==== The records

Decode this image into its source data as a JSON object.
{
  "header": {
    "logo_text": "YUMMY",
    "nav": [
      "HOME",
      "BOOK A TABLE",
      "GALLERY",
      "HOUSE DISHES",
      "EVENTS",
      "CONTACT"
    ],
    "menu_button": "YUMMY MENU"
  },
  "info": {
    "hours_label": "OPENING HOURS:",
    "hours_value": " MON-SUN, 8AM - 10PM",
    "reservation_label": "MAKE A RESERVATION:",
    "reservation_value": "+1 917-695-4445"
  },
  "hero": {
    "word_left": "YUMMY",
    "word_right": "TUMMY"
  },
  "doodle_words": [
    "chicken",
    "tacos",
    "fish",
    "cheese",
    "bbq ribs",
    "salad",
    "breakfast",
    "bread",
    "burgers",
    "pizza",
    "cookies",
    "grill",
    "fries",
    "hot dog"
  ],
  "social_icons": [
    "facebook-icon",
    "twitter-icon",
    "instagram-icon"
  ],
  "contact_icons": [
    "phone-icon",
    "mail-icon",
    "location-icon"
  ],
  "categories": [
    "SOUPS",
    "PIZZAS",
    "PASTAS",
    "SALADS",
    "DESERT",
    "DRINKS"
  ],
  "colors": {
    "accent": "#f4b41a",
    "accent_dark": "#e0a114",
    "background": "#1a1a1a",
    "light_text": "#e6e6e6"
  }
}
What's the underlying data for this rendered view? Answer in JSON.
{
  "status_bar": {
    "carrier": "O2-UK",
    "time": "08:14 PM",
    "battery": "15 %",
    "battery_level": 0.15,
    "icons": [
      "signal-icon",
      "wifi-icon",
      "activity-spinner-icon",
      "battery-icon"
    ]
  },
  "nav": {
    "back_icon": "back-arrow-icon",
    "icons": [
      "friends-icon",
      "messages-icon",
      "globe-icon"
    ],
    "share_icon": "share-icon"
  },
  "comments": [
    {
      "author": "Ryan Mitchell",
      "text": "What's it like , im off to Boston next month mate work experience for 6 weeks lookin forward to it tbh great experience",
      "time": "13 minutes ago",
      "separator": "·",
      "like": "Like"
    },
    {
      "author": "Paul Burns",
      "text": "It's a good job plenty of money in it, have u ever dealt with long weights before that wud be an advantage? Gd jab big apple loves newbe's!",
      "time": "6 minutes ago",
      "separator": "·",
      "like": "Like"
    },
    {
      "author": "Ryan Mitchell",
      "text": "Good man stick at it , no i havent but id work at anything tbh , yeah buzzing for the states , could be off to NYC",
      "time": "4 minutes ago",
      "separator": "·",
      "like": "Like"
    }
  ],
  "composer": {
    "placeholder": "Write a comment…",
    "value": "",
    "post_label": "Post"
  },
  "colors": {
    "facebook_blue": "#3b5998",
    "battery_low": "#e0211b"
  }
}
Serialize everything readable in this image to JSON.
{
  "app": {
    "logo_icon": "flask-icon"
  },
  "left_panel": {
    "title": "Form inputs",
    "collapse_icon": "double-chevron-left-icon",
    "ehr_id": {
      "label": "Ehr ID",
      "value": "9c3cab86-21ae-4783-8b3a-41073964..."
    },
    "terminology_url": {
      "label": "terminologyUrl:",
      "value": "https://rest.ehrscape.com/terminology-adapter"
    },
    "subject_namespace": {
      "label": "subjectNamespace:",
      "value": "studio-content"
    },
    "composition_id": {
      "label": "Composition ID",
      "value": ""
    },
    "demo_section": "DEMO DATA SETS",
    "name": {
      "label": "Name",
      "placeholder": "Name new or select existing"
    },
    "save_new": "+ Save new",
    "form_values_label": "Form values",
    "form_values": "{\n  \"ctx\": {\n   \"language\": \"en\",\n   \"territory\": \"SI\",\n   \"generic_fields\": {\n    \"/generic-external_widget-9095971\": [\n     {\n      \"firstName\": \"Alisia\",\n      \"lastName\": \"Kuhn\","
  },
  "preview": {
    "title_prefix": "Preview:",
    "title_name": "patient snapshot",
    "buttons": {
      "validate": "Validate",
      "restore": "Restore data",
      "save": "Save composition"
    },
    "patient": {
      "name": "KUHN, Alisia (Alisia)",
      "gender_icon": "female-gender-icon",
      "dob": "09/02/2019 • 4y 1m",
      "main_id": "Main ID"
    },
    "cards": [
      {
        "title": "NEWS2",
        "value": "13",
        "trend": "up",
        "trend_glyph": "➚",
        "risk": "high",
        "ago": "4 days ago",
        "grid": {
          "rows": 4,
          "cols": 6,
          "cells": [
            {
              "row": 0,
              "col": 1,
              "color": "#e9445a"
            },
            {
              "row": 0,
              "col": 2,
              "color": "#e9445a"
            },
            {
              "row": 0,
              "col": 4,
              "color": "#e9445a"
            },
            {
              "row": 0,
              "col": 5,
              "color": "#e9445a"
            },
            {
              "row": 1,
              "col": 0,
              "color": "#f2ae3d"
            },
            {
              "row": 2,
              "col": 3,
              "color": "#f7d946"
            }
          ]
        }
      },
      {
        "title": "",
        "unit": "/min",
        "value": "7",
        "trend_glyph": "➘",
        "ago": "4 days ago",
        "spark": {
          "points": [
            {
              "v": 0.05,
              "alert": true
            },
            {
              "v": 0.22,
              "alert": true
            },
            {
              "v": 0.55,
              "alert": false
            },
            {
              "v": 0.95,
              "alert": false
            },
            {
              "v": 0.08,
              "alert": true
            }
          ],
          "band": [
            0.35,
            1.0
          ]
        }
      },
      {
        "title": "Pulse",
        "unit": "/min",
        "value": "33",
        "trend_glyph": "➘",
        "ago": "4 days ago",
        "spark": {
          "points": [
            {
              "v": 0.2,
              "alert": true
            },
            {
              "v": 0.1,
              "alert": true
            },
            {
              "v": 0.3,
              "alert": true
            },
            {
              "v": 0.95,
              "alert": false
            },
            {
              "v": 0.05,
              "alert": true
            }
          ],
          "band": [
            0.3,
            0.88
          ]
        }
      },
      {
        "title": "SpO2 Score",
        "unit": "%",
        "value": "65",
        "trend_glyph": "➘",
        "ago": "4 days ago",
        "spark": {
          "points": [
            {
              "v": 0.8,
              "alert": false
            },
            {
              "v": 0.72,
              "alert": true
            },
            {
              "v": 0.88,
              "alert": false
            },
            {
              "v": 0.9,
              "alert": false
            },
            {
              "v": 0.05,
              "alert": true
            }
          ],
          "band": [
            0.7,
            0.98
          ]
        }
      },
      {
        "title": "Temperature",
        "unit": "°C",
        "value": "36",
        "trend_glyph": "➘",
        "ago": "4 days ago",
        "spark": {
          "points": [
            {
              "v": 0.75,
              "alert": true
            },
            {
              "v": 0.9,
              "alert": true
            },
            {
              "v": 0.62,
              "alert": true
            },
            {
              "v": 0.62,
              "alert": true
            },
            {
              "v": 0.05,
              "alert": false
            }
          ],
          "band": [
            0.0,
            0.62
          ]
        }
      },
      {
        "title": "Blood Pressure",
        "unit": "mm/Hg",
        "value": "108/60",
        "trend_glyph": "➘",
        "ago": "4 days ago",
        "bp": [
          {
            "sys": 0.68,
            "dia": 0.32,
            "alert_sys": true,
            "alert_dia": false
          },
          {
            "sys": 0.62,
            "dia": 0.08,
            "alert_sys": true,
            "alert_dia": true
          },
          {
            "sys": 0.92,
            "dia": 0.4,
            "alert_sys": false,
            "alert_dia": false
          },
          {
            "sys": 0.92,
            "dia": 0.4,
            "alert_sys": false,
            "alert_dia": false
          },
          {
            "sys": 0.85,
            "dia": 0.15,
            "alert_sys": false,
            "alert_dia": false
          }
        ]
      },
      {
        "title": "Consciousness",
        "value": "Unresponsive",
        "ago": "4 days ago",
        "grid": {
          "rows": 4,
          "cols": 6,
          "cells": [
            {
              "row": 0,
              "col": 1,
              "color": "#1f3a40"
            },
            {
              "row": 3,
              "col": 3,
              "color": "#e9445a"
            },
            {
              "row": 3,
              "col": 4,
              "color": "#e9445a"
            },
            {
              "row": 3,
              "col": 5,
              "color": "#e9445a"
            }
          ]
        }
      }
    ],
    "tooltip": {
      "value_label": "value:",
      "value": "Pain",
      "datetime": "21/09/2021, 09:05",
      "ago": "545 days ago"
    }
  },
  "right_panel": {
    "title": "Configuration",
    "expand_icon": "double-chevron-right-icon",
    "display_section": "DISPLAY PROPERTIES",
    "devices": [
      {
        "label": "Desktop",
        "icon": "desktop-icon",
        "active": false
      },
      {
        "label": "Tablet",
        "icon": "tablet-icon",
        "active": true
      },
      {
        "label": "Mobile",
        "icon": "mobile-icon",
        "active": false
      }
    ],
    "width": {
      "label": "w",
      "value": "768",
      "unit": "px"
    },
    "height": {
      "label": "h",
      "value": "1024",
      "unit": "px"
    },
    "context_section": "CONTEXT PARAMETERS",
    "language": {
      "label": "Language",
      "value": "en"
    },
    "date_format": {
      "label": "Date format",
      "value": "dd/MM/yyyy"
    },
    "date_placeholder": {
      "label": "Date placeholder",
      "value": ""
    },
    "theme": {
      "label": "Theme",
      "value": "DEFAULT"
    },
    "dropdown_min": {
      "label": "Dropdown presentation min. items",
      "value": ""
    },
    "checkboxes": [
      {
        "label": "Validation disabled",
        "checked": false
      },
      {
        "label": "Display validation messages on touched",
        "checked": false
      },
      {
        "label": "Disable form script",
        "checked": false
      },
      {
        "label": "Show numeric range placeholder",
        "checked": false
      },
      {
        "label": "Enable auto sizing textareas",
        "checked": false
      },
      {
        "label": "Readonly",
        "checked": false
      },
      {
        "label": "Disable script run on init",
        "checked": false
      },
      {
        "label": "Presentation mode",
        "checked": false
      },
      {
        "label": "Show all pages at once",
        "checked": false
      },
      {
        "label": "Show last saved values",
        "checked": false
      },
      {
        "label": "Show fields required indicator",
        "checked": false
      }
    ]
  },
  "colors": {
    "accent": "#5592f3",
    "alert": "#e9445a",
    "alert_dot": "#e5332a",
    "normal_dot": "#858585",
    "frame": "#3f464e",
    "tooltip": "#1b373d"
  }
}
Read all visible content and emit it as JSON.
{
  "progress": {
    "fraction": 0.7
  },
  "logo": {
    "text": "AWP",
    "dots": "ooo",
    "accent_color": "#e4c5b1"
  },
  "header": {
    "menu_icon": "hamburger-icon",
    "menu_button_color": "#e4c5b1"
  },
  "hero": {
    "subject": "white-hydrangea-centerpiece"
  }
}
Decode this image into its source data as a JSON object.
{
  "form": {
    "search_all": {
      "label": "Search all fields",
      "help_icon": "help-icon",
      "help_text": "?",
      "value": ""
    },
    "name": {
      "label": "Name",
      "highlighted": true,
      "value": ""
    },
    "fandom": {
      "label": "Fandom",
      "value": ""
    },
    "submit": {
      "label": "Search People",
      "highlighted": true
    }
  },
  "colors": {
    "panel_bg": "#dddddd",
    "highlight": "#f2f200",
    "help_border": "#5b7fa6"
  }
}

========

### What the task requires
Include both ends. Return the line holding "Read all visible content and emit it as JSON." and all lines after it in the records above, exactly as written.

### Reply
Read all visible content and emit it as JSON.
{
  "progress": {
    "fraction": 0.7
  },
  "logo": {
    "text": "AWP",
    "dots": "ooo",
    "accent_color": "#e4c5b1"
  },
  "header": {
    "menu_icon": "hamburger-icon",
    "menu_button_color": "#e4c5b1"
  },
  "hero": {
    "subject": "white-hydrangea-centerpiece"
  }
}
Decode this image into its source data as a JSON object.
{
  "form": {
    "search_all": {
      "label": "Search all fields",
      "help_icon": "help-icon",
      "help_text": "?",
      "value": ""
    },
    "name": {
      "label": "Name",
      "highlighted": true,
      "value": ""
    },
    "fandom": {
      "label": "Fandom",
      "value": ""
    },
    "submit": {
      "label": "Search People",
      "highlighted": true
    }
  },
  "colors": {
    "panel_bg": "#dddddd",
    "highlight": "#f2f200",
    "help_border": "#5b7fa6"
  }
}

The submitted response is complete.